▸ **PROBLEM TO WORK ON**: Provide only the number of lines where "height" occurs.
--- Begin INFORMATION PROVIDED ---
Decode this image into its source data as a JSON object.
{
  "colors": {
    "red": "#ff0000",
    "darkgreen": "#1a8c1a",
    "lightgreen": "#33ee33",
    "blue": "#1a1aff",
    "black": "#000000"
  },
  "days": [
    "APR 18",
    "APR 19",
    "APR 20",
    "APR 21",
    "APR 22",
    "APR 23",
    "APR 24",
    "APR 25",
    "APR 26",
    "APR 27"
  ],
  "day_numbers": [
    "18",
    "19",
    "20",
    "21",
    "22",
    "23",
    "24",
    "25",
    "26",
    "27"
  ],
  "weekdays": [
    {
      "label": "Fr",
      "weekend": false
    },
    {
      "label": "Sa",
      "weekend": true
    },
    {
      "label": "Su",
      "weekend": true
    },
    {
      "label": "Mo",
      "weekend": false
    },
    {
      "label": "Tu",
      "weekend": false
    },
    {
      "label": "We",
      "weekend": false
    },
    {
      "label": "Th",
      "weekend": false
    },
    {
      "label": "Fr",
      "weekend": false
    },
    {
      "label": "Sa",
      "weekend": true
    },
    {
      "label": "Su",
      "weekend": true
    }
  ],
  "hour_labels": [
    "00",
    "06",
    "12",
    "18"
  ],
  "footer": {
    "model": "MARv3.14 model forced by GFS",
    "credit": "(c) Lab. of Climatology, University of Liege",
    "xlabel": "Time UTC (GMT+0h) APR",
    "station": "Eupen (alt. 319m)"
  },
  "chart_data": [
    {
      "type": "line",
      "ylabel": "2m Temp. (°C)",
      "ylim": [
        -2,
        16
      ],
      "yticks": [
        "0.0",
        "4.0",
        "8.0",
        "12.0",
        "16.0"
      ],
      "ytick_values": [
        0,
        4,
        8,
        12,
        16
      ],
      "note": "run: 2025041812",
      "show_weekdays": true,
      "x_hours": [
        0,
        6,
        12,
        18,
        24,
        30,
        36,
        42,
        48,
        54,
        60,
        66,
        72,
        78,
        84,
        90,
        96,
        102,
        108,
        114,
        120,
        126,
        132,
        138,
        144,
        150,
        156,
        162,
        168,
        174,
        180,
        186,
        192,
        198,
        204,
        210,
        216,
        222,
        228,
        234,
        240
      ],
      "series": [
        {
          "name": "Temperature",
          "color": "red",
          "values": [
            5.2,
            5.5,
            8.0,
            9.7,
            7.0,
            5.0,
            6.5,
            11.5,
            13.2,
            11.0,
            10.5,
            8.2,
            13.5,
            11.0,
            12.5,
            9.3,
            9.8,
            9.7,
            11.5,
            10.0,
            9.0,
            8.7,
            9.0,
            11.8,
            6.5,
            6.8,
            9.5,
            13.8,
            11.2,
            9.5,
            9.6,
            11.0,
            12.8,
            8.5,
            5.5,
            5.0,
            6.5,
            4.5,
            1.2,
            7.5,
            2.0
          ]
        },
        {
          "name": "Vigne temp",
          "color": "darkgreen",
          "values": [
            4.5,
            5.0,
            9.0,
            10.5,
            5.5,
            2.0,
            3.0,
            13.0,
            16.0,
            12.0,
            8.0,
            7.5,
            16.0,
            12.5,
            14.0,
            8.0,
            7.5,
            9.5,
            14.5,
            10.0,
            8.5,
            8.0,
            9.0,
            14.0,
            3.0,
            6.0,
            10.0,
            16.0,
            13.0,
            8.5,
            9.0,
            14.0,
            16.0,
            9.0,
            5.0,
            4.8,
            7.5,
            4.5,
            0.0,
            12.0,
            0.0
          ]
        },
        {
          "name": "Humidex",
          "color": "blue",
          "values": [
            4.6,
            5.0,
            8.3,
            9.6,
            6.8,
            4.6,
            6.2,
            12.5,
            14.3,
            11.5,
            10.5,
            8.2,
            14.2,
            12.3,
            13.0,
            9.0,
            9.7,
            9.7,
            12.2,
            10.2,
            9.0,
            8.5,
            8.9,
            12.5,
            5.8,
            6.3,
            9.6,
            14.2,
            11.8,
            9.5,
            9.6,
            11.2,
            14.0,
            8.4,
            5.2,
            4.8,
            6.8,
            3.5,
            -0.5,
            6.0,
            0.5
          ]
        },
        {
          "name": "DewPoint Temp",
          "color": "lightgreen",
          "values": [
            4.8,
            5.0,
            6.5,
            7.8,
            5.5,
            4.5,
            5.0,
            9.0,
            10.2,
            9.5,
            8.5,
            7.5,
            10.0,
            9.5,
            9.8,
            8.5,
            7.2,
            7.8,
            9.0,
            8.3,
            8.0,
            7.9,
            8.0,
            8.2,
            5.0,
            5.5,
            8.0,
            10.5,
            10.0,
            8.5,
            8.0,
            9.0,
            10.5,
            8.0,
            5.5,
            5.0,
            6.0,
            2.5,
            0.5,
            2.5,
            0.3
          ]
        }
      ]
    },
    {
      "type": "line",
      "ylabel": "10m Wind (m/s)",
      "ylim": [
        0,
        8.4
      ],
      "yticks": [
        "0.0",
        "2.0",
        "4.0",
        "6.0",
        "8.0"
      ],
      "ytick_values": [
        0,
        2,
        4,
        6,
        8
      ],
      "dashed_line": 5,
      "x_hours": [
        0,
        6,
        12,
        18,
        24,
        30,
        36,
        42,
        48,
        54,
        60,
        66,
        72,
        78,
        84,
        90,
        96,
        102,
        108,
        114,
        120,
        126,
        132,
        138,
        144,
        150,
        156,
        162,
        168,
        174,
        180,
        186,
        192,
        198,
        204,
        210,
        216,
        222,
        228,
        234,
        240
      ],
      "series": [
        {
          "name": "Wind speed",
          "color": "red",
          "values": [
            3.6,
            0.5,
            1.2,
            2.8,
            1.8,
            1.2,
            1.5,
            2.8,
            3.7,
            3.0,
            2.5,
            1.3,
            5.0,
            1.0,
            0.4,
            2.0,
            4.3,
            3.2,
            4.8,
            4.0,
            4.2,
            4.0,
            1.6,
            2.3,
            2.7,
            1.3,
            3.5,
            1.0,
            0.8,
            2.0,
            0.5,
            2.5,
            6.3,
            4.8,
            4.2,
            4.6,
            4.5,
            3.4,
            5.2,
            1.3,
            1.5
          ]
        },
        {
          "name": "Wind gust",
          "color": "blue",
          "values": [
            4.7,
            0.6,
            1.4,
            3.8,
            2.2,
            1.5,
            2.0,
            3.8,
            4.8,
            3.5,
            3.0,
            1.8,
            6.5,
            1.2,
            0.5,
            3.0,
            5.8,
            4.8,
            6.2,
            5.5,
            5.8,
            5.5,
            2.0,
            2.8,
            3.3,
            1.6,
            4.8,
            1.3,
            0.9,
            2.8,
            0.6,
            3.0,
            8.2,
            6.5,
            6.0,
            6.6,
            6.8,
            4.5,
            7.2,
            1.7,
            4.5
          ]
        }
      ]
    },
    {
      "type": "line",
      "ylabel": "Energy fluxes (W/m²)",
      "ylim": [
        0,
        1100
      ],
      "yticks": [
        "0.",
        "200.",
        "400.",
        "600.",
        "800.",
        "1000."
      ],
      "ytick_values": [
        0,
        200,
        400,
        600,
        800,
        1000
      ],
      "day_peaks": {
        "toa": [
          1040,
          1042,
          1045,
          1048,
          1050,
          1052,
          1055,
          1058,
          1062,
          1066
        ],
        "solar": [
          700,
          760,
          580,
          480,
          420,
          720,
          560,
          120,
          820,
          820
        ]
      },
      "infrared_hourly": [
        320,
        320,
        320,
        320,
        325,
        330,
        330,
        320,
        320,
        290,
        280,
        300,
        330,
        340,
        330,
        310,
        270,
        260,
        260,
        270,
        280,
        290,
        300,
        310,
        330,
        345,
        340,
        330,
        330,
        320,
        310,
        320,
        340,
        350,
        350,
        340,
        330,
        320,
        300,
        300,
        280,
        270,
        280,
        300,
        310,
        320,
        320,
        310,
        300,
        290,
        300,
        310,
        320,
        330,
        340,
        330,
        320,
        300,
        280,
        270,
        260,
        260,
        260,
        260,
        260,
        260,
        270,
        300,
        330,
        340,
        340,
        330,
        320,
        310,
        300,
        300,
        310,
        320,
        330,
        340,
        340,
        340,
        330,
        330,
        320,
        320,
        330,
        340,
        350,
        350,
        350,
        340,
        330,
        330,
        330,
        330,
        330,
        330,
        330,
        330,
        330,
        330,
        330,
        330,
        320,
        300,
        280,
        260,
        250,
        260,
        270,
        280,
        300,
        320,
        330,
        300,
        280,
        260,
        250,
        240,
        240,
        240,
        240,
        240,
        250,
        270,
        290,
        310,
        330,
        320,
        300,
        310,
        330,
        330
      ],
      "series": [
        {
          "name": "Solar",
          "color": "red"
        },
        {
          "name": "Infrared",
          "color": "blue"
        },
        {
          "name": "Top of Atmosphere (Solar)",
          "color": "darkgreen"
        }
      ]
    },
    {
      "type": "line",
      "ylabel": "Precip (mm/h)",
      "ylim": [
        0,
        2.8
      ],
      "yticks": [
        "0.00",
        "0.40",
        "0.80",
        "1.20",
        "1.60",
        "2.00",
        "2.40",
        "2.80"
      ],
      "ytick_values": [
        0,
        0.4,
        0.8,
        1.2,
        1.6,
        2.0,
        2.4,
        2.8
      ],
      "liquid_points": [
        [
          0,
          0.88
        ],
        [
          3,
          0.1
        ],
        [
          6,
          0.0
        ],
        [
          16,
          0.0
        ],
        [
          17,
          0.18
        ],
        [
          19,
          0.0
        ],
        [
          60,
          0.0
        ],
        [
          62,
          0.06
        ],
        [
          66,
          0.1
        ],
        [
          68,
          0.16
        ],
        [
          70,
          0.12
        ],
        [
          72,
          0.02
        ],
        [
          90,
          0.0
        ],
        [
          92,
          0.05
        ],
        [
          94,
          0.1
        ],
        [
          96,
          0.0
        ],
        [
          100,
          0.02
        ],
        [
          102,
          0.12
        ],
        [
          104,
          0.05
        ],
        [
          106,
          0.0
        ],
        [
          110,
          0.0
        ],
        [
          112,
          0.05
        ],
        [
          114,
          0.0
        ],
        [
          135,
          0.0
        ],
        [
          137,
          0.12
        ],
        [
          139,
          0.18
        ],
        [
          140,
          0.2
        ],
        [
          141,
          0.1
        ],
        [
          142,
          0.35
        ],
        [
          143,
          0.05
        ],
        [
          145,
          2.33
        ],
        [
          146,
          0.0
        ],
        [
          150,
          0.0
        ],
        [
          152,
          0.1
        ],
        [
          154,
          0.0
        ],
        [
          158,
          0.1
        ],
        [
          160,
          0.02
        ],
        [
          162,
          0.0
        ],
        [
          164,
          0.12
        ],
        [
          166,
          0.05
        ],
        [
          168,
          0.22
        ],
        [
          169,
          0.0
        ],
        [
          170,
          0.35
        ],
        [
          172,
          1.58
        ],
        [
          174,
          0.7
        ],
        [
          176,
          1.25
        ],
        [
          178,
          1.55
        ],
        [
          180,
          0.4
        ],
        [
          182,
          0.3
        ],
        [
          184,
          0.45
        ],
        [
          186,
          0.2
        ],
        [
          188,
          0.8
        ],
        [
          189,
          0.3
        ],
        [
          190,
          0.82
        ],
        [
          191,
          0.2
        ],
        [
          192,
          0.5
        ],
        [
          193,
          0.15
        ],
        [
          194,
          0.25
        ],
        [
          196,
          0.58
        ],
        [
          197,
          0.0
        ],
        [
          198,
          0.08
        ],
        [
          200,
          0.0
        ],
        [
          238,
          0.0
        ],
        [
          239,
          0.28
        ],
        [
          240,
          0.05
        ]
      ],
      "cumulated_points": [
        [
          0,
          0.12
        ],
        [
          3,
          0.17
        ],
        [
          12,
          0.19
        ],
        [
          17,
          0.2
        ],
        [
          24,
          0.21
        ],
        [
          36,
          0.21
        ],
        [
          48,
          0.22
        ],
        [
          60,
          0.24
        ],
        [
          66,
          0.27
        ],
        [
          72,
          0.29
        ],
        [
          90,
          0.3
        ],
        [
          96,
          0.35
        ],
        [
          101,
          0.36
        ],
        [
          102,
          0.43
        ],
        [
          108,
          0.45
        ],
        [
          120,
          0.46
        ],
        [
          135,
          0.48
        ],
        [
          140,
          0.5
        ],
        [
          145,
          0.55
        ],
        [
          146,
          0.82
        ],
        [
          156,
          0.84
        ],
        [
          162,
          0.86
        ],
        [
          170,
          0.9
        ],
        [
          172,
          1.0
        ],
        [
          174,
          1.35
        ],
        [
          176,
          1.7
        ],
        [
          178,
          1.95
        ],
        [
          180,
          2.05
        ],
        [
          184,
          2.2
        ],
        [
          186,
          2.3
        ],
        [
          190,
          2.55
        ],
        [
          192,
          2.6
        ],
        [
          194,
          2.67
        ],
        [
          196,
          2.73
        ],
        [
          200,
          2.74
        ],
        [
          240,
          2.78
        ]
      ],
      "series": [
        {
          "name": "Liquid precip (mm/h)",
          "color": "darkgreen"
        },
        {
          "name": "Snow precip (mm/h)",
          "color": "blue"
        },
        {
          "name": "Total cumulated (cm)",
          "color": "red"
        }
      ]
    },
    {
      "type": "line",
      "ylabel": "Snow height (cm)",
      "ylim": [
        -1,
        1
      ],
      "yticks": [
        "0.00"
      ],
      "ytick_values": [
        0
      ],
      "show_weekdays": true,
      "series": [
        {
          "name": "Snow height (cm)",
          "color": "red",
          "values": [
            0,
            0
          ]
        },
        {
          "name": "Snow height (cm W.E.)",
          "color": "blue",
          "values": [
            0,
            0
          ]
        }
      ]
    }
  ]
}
--- End INFORMATION PROVIDED ---
▸ **REPLY**: 3